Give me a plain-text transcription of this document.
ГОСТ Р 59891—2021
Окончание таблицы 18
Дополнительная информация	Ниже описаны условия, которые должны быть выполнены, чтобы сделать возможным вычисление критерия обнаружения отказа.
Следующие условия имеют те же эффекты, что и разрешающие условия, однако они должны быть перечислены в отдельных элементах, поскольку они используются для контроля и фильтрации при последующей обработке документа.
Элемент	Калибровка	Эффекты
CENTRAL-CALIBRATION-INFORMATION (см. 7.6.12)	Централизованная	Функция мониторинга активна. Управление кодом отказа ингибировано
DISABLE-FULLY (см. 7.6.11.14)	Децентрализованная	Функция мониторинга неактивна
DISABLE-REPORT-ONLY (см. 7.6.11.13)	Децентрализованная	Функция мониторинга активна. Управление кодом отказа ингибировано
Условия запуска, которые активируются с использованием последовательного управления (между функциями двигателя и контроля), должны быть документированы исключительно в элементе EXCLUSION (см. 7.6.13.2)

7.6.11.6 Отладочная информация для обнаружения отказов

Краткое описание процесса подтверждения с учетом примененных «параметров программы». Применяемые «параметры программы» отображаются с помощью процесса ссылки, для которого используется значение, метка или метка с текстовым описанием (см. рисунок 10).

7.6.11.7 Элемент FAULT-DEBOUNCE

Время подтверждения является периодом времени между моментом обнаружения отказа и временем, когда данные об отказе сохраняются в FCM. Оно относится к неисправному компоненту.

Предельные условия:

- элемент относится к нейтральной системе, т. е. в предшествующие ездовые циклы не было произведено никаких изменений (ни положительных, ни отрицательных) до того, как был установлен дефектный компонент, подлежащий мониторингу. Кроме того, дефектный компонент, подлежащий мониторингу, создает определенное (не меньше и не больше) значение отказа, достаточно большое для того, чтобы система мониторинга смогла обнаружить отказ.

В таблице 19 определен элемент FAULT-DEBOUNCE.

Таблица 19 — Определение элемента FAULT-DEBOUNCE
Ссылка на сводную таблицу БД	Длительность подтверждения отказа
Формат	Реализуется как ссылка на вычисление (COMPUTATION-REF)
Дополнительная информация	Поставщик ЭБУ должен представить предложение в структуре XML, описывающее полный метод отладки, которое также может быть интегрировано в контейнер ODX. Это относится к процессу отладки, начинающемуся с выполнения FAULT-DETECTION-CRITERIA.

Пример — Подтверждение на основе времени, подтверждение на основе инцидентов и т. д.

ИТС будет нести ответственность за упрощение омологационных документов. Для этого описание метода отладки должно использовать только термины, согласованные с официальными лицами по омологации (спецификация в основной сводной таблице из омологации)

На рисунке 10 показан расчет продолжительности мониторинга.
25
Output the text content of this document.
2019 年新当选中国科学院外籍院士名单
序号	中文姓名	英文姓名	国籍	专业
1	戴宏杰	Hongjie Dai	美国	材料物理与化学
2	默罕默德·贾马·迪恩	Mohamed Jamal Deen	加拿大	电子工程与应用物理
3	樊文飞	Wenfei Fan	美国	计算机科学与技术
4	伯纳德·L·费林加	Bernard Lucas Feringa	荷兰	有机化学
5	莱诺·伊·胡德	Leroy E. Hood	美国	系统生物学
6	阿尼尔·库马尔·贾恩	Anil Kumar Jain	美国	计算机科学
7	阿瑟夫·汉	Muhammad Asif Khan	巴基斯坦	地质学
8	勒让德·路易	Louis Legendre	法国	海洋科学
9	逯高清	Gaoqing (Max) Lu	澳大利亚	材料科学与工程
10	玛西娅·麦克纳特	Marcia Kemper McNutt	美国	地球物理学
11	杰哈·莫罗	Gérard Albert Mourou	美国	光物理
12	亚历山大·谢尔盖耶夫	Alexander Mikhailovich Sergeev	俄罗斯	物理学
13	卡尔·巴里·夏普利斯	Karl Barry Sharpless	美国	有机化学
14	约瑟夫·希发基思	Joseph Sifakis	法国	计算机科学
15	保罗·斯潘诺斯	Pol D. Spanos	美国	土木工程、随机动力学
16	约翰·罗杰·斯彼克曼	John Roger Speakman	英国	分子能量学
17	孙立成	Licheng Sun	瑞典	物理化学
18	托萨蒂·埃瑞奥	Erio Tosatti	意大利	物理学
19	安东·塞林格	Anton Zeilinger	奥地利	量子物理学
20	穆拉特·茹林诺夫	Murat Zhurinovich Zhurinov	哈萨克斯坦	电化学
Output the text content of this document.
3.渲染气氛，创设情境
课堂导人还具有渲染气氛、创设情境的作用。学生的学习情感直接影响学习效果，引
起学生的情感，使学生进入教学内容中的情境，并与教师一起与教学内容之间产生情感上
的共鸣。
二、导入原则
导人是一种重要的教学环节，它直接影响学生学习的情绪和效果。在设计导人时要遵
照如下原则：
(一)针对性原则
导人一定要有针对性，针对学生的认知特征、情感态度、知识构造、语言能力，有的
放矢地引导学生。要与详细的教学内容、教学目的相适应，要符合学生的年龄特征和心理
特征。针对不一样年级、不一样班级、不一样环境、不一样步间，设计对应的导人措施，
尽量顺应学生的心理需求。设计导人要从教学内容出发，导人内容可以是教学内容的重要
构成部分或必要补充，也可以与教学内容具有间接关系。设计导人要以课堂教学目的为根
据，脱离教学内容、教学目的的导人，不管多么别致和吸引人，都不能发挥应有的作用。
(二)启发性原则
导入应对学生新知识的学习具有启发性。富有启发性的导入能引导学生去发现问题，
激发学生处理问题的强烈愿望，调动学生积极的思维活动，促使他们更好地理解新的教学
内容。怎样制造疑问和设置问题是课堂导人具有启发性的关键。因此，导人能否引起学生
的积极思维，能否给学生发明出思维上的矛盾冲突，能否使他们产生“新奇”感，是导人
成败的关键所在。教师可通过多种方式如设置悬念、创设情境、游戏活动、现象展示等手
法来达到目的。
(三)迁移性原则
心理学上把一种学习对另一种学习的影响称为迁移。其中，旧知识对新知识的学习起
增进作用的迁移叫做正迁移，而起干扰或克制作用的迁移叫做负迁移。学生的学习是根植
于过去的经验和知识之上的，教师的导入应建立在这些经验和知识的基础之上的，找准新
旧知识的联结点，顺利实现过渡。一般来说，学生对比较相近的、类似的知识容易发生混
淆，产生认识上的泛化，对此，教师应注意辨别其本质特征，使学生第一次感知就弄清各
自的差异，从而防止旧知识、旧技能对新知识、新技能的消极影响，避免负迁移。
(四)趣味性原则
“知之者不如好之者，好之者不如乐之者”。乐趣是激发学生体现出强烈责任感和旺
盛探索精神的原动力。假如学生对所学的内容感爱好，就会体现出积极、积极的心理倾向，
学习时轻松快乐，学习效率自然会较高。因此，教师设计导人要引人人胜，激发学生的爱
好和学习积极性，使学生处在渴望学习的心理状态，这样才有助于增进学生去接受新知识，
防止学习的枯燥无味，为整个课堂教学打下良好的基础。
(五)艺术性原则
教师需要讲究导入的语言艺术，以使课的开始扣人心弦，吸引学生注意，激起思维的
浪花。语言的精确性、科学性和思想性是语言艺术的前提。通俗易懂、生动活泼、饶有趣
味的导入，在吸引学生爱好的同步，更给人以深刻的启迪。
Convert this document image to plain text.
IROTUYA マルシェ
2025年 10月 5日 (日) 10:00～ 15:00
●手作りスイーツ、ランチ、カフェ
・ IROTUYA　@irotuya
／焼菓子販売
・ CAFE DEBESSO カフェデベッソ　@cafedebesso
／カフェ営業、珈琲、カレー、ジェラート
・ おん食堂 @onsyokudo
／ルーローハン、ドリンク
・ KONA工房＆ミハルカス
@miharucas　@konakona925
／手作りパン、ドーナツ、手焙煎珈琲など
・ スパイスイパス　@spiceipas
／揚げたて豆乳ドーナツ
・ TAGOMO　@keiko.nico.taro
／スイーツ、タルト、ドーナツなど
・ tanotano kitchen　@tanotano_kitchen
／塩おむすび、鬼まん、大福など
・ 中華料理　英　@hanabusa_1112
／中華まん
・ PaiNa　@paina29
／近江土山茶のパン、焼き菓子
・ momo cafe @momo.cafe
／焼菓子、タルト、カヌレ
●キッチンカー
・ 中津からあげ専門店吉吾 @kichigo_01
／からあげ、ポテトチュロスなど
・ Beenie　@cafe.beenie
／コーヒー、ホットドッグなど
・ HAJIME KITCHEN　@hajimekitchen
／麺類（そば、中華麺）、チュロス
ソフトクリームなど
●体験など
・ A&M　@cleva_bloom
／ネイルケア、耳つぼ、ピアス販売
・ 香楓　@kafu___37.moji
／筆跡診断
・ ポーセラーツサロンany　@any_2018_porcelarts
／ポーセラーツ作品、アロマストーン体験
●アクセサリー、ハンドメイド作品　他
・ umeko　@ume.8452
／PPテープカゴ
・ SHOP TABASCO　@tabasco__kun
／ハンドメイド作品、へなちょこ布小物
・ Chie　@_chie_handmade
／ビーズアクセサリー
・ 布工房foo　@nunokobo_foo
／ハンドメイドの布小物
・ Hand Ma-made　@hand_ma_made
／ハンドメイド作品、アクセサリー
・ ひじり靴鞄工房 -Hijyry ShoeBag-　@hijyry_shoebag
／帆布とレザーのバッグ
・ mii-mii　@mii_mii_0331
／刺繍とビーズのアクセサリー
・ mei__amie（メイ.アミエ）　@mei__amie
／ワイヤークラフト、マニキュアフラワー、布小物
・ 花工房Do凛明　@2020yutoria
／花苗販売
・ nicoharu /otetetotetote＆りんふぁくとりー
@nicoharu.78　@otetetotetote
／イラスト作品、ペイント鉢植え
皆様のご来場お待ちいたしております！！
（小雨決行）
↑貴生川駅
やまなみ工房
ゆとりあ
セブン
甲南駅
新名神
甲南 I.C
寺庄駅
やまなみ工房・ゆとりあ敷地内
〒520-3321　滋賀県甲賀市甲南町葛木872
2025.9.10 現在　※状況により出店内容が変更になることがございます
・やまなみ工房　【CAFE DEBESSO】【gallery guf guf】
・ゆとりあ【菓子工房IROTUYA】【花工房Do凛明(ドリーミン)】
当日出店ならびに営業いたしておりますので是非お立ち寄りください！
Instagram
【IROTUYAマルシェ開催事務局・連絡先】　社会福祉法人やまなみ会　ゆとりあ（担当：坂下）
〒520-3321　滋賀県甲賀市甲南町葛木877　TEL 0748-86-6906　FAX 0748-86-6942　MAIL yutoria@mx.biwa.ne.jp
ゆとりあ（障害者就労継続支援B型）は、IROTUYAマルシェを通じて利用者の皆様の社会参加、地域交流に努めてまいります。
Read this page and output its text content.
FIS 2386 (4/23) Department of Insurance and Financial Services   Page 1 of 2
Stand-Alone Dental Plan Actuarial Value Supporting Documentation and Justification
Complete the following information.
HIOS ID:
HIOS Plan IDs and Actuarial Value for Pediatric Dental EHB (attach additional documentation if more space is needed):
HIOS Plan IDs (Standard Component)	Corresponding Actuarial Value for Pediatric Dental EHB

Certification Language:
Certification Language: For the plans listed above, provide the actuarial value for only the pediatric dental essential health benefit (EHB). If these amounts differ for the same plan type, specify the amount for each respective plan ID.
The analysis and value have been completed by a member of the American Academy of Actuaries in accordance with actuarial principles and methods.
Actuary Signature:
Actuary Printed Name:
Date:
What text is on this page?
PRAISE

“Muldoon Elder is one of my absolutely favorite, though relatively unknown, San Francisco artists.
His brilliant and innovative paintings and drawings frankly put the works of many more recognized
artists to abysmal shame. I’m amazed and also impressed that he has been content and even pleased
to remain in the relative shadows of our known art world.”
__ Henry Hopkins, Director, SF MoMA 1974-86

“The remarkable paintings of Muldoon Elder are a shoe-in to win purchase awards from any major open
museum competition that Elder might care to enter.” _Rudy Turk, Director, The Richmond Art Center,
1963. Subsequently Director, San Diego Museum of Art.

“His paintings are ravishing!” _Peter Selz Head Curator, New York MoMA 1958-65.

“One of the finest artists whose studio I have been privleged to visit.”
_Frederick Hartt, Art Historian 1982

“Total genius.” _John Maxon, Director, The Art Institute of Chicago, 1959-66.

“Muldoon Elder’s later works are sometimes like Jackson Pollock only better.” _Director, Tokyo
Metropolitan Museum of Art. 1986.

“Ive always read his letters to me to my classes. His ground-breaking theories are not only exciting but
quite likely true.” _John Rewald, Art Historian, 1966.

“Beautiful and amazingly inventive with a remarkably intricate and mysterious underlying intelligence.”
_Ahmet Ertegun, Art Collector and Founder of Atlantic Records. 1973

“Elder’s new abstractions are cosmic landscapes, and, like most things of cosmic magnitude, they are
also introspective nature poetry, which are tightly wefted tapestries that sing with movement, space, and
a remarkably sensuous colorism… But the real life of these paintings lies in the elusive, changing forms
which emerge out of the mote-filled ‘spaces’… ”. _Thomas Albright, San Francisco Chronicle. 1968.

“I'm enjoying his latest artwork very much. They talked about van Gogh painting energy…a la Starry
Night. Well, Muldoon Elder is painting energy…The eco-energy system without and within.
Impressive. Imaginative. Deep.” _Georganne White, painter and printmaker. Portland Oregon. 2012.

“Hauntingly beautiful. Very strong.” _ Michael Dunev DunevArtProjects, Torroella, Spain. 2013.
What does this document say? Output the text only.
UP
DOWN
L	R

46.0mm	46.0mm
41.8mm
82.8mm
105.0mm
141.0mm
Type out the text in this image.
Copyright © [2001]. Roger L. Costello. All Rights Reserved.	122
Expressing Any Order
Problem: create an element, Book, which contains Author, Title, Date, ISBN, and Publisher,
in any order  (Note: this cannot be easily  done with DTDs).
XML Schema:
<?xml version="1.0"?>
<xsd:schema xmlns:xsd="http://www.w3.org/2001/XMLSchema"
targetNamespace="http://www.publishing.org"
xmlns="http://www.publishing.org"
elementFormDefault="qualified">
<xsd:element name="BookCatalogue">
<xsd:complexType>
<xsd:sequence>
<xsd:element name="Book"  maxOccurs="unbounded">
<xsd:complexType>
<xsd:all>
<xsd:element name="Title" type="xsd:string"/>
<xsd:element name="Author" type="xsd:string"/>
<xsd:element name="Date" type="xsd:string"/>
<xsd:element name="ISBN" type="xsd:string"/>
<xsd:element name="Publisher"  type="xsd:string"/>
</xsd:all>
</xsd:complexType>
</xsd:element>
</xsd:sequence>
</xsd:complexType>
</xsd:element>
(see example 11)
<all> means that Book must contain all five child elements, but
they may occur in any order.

• • •

> _WHAT IS NEEDED_
Show all lines above holding "Francisco".

> _ANSWER TO THIS PROBLEM_
“Muldoon Elder is one of my absolutely favorite, though relatively unknown, San Francisco artists.
which emerge out of the mote-filled ‘spaces’… ”. _Thomas Albright, San Francisco Chronicle. 1968.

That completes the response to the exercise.